Problem statement
Return all entries precisely as they stand, without the images.

Data for the task
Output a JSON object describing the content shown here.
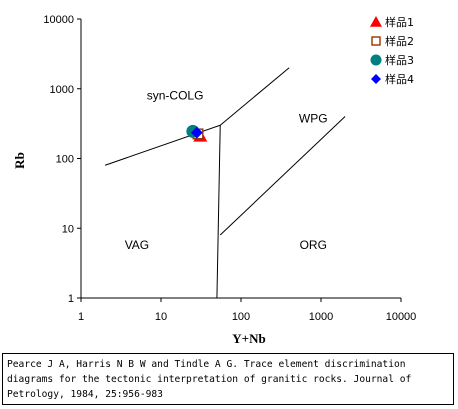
{
  "chart_data": {
    "type": "scatter",
    "title": "",
    "xlabel": "Y+Nb",
    "ylabel": "Rb",
    "xscale": "log",
    "yscale": "log",
    "xlim": [
      1,
      10000
    ],
    "ylim": [
      1,
      10000
    ],
    "grid": false,
    "legend_position": "top-right",
    "x_tick_labels": [
      "1",
      "10",
      "100",
      "1000",
      "10000"
    ],
    "y_tick_labels": [
      "1",
      "10",
      "100",
      "1000",
      "10000"
    ],
    "series": [
      {
        "name": "样品1",
        "marker": "triangle",
        "color": "#ff0000",
        "x": [
          31
        ],
        "y": [
          210
        ]
      },
      {
        "name": "样品2",
        "marker": "square-open",
        "color": "#993300",
        "x": [
          29
        ],
        "y": [
          225
        ]
      },
      {
        "name": "样品3",
        "marker": "circle",
        "color": "#008080",
        "x": [
          25
        ],
        "y": [
          245
        ]
      },
      {
        "name": "样品4",
        "marker": "diamond",
        "color": "#0000ff",
        "x": [
          28
        ],
        "y": [
          235
        ]
      }
    ],
    "boundaries": [
      {
        "x": [
          2,
          55
        ],
        "y": [
          80,
          300
        ]
      },
      {
        "x": [
          55,
          400
        ],
        "y": [
          300,
          2000
        ]
      },
      {
        "x": [
          55,
          50
        ],
        "y": [
          300,
          1
        ]
      },
      {
        "x": [
          55,
          2000
        ],
        "y": [
          8,
          400
        ]
      }
    ],
    "annotations": [
      {
        "text": "syn-COLG",
        "x": 15,
        "y": 700
      },
      {
        "text": "WPG",
        "x": 800,
        "y": 330
      },
      {
        "text": "VAG",
        "x": 5,
        "y": 5
      },
      {
        "text": "ORG",
        "x": 800,
        "y": 5
      }
    ]
  },
  "citation": "Pearce J A, Harris N B W and Tindle A G. Trace element discrimination diagrams for the tectonic interpretation of granitic rocks. Journal of Petrology, 1984, 25:956-983"
}
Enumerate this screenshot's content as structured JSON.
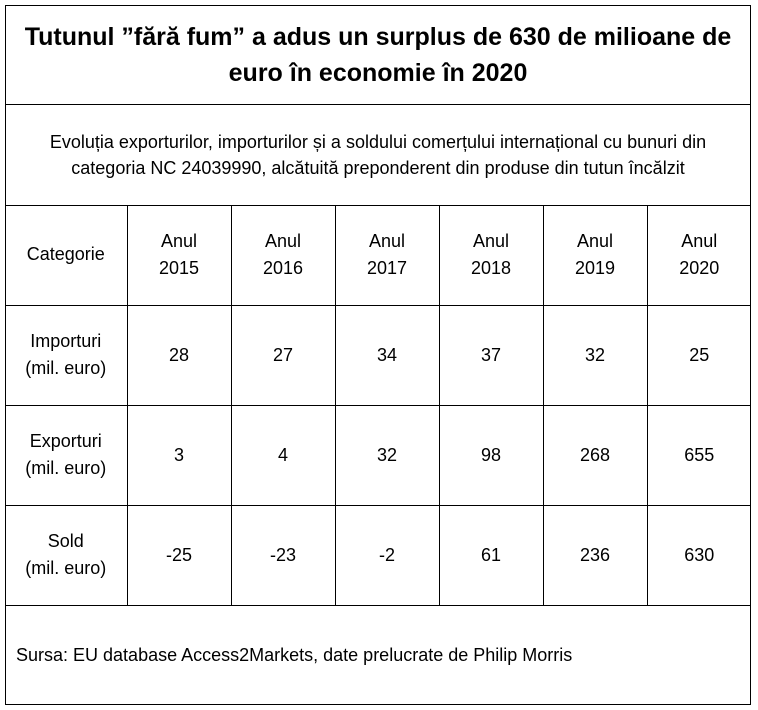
{
  "title": "Tutunul ”fără fum” a adus un surplus de 630 de milioane de euro în economie în 2020",
  "subtitle": "Evoluția exporturilor, importurilor și a soldului comerțului internațional cu bunuri din categoria  NC 24039990, alcătuită preponderent din produse din tutun încălzit",
  "table": {
    "corner_label": "Categorie",
    "columns": [
      {
        "line1": "Anul",
        "line2": "2015"
      },
      {
        "line1": "Anul",
        "line2": "2016"
      },
      {
        "line1": "Anul",
        "line2": "2017"
      },
      {
        "line1": "Anul",
        "line2": "2018"
      },
      {
        "line1": "Anul",
        "line2": "2019"
      },
      {
        "line1": "Anul",
        "line2": "2020"
      }
    ],
    "rows": [
      {
        "label1": "Importuri",
        "label2": "(mil. euro)",
        "values": [
          "28",
          "27",
          "34",
          "37",
          "32",
          "25"
        ]
      },
      {
        "label1": "Exporturi",
        "label2": "(mil. euro)",
        "values": [
          "3",
          "4",
          "32",
          "98",
          "268",
          "655"
        ]
      },
      {
        "label1": "Sold",
        "label2": "(mil. euro)",
        "values": [
          "-25",
          "-23",
          "-2",
          "61",
          "236",
          "630"
        ]
      }
    ]
  },
  "source": "Sursa: EU database Access2Markets, date prelucrate de Philip Morris"
}
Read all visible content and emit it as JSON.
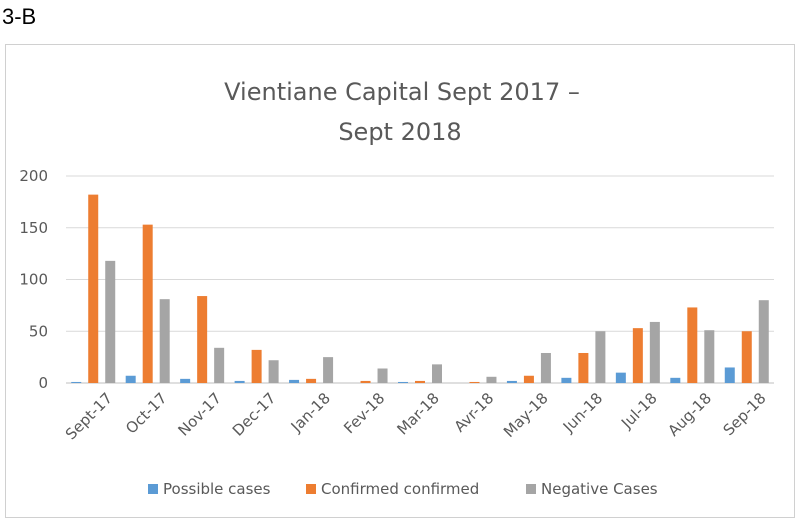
{
  "panel_label": "3-B",
  "chart_data": {
    "type": "bar",
    "title_lines": [
      "Vientiane Capital Sept 2017 –",
      "Sept 2018"
    ],
    "categories": [
      "Sept-17",
      "Oct-17",
      "Nov-17",
      "Dec-17",
      "Jan-18",
      "Fev-18",
      "Mar-18",
      "Avr-18",
      "May-18",
      "Jun-18",
      "Jul-18",
      "Aug-18",
      "Sep-18"
    ],
    "series": [
      {
        "name": "Possible cases",
        "color": "#5B9BD5",
        "values": [
          1,
          7,
          4,
          2,
          3,
          0,
          1,
          0,
          2,
          5,
          10,
          5,
          15
        ]
      },
      {
        "name": "Confirmed confirmed",
        "color": "#ED7D31",
        "values": [
          182,
          153,
          84,
          32,
          4,
          2,
          2,
          1,
          7,
          29,
          53,
          73,
          50
        ]
      },
      {
        "name": "Negative Cases",
        "color": "#A5A5A5",
        "values": [
          118,
          81,
          34,
          22,
          25,
          14,
          18,
          6,
          29,
          50,
          59,
          51,
          80
        ]
      }
    ],
    "ylim": [
      0,
      200
    ],
    "yticks": [
      0,
      50,
      100,
      150,
      200
    ],
    "grid": true,
    "legend_position": "bottom"
  }
}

Correct response
Output a JSON object describing the content shown here.
{
  "chart_data": {
    "type": "scatter",
    "title": "",
    "xlabel": "Y+Nb",
    "ylabel": "Rb",
    "xscale": "log",
    "yscale": "log",
    "xlim": [
      1,
      10000
    ],
    "ylim": [
      1,
      10000
    ],
    "grid": false,
    "legend_position": "top-right",
    "x_tick_labels": [
      "1",
      "10",
      "100",
      "1000",
      "10000"
    ],
    "y_tick_labels": [
      "1",
      "10",
      "100",
      "1000",
      "10000"
    ],
    "series": [
      {
        "name": "样品1",
        "marker": "triangle",
        "color": "#ff0000",
        "x": [
          31
        ],
        "y": [
          210
        ]
      },
      {
        "name": "样品2",
        "marker": "square-open",
        "color": "#993300",
        "x": [
          29
        ],
        "y": [
          225
        ]
      },
      {
        "name": "样品3",
        "marker": "circle",
        "color": "#008080",
        "x": [
          25
        ],
        "y": [
          245
        ]
      },
      {
        "name": "样品4",
        "marker": "diamond",
        "color": "#0000ff",
        "x": [
          28
        ],
        "y": [
          235
        ]
      }
    ],
    "boundaries": [
      {
        "x": [
          2,
          55
        ],
        "y": [
          80,
          300
        ]
      },
      {
        "x": [
          55,
          400
        ],
        "y": [
          300,
          2000
        ]
      },
      {
        "x": [
          55,
          50
        ],
        "y": [
          300,
          1
        ]
      },
      {
        "x": [
          55,
          2000
        ],
        "y": [
          8,
          400
        ]
      }
    ],
    "annotations": [
      {
        "text": "syn-COLG",
        "x": 15,
        "y": 700
      },
      {
        "text": "WPG",
        "x": 800,
        "y": 330
      },
      {
        "text": "VAG",
        "x": 5,
        "y": 5
      },
      {
        "text": "ORG",
        "x": 800,
        "y": 5
      }
    ]
  },
  "citation": "Pearce J A, Harris N B W and Tindle A G. Trace element discrimination diagrams for the tectonic interpretation of granitic rocks. Journal of Petrology, 1984, 25:956-983"
}
Enumerate this screenshot's content as structured JSON.
{
  "title": "Tutunul ”fără fum” a adus un surplus de 630 de milioane de euro în economie în 2020",
  "subtitle": "Evoluția exporturilor, importurilor și a soldului comerțului internațional cu bunuri din categoria  NC 24039990, alcătuită preponderent din produse din tutun încălzit",
  "table": {
    "corner_label": "Categorie",
    "columns": [
      {
        "line1": "Anul",
        "line2": "2015"
      },
      {
        "line1": "Anul",
        "line2": "2016"
      },
      {
        "line1": "Anul",
        "line2": "2017"
      },
      {
        "line1": "Anul",
        "line2": "2018"
      },
      {
        "line1": "Anul",
        "line2": "2019"
      },
      {
        "line1": "Anul",
        "line2": "2020"
      }
    ],
    "rows": [
      {
        "label1": "Importuri",
        "label2": "(mil. euro)",
        "values": [
          "28",
          "27",
          "34",
          "37",
          "32",
          "25"
        ]
      },
      {
        "label1": "Exporturi",
        "label2": "(mil. euro)",
        "values": [
          "3",
          "4",
          "32",
          "98",
          "268",
          "655"
        ]
      },
      {
        "label1": "Sold",
        "label2": "(mil. euro)",
        "values": [
          "-25",
          "-23",
          "-2",
          "61",
          "236",
          "630"
        ]
      }
    ]
  },
  "source": "Sursa: EU database Access2Markets, date prelucrate de Philip Morris"
}
Read all visible content and emit it as JSON.
{
  "panel_label": "3-B",
  "chart_data": {
    "type": "bar",
    "title_lines": [
      "Vientiane Capital Sept 2017 –",
      "Sept 2018"
    ],
    "categories": [
      "Sept-17",
      "Oct-17",
      "Nov-17",
      "Dec-17",
      "Jan-18",
      "Fev-18",
      "Mar-18",
      "Avr-18",
      "May-18",
      "Jun-18",
      "Jul-18",
      "Aug-18",
      "Sep-18"
    ],
    "series": [
      {
        "name": "Possible cases",
        "color": "#5B9BD5",
        "values": [
          1,
          7,
          4,
          2,
          3,
          0,
          1,
          0,
          2,
          5,
          10,
          5,
          15
        ]
      },
      {
        "name": "Confirmed confirmed",
        "color": "#ED7D31",
        "values": [
          182,
          153,
          84,
          32,
          4,
          2,
          2,
          1,
          7,
          29,
          53,
          73,
          50
        ]
      },
      {
        "name": "Negative Cases",
        "color": "#A5A5A5",
        "values": [
          118,
          81,
          34,
          22,
          25,
          14,
          18,
          6,
          29,
          50,
          59,
          51,
          80
        ]
      }
    ],
    "ylim": [
      0,
      200
    ],
    "yticks": [
      0,
      50,
      100,
      150,
      200
    ],
    "grid": true,
    "legend_position": "bottom"
  }
}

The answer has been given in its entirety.